## [WORK TO BE COMPLETED]
Look over the listing below and tally the lines in which the word "document" turns up. Answer with the tally only.

## [RECORDS FOR THE EXERCISE]

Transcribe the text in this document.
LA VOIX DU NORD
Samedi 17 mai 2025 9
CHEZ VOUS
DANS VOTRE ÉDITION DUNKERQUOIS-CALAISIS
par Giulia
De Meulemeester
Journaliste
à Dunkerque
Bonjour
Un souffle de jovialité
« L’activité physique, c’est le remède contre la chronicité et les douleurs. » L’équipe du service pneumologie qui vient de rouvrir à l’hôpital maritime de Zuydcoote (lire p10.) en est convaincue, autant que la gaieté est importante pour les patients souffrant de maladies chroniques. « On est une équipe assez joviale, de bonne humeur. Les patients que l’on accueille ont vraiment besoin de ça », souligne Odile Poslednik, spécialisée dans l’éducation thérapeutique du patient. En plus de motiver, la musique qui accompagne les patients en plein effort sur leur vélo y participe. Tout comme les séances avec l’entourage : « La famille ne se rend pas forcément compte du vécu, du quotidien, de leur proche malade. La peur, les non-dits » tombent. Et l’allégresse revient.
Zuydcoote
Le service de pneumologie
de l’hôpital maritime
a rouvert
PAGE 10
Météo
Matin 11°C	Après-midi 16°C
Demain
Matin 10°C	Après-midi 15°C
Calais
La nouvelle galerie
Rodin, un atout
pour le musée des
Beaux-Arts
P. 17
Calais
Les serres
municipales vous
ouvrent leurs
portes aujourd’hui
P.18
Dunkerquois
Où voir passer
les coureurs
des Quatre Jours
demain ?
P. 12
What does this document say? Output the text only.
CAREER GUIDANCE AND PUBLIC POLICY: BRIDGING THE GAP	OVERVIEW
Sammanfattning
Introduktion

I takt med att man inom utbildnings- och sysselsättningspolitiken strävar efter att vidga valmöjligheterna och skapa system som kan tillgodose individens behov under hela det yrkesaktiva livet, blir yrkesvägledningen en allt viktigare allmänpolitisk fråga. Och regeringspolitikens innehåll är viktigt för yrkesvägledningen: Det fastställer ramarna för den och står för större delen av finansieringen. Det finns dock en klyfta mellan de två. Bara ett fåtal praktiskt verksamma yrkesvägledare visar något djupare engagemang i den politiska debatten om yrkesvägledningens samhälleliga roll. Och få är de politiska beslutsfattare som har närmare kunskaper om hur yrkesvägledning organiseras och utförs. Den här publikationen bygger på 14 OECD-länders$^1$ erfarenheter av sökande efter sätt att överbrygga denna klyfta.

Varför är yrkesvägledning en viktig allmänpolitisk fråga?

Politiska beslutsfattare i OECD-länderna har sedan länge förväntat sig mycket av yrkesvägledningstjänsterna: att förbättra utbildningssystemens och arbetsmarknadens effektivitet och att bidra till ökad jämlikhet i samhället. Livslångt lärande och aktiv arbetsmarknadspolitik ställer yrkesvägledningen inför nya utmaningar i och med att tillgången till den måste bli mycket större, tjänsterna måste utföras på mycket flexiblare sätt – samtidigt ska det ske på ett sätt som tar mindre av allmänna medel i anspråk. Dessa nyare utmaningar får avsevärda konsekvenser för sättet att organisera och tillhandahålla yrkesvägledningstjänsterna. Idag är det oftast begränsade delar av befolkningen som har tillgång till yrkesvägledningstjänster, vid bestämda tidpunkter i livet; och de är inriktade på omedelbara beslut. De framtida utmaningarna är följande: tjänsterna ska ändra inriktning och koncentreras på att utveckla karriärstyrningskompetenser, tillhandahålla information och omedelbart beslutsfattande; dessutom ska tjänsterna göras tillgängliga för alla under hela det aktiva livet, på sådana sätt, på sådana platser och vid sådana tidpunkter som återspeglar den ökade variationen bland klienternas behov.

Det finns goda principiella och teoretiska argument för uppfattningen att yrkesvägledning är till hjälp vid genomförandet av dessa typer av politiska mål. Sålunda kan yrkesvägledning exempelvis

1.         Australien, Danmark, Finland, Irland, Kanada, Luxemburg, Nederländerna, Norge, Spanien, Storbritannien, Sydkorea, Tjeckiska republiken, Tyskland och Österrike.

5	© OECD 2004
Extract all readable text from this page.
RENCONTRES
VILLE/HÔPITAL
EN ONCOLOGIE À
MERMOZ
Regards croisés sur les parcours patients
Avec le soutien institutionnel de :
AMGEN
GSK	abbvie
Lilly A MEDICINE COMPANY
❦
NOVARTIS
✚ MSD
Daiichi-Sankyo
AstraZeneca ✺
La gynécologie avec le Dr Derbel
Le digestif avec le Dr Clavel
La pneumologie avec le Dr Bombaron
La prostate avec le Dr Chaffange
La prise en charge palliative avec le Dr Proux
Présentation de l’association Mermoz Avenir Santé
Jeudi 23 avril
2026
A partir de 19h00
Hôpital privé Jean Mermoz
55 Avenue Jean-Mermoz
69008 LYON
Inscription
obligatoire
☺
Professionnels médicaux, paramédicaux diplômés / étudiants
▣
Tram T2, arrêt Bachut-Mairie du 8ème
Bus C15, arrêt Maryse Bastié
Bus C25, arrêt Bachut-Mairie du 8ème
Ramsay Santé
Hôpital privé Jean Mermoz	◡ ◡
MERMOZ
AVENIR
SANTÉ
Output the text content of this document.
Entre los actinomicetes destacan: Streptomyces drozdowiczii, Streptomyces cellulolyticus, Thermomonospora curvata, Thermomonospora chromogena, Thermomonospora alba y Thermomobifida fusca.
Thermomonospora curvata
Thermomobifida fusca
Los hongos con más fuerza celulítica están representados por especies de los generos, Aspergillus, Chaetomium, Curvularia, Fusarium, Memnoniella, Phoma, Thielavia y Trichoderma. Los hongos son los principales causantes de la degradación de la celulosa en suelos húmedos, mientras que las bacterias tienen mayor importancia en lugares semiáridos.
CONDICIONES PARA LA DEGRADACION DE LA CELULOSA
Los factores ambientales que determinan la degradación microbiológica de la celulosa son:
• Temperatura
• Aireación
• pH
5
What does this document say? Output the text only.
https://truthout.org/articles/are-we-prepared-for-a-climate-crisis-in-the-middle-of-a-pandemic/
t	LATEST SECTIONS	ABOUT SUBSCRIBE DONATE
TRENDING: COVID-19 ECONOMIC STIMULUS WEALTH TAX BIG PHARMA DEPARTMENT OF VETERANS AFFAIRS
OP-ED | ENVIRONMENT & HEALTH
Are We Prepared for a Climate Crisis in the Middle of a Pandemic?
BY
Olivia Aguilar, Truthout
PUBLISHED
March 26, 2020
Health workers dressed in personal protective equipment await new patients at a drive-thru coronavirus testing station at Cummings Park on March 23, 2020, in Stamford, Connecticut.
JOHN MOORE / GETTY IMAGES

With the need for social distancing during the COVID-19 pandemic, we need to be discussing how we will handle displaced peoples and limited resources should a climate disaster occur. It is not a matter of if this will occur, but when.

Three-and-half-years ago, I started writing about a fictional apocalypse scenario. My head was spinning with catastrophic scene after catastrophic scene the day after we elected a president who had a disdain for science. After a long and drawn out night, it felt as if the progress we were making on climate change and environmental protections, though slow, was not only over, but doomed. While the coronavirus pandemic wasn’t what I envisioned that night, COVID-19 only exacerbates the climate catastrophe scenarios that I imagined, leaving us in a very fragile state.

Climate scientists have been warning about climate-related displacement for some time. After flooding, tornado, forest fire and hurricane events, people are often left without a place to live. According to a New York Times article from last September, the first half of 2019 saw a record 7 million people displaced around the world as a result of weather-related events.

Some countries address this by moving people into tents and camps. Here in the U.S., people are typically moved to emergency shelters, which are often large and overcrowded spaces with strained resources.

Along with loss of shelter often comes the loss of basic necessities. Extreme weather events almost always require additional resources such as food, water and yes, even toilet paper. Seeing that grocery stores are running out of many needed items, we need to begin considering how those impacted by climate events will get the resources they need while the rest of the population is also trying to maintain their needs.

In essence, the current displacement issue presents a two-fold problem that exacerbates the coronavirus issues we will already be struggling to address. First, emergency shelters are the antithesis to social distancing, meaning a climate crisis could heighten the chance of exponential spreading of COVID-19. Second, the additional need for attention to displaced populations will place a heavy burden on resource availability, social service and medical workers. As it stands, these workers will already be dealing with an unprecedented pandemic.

## [RESPONSE TO THE TASK]
4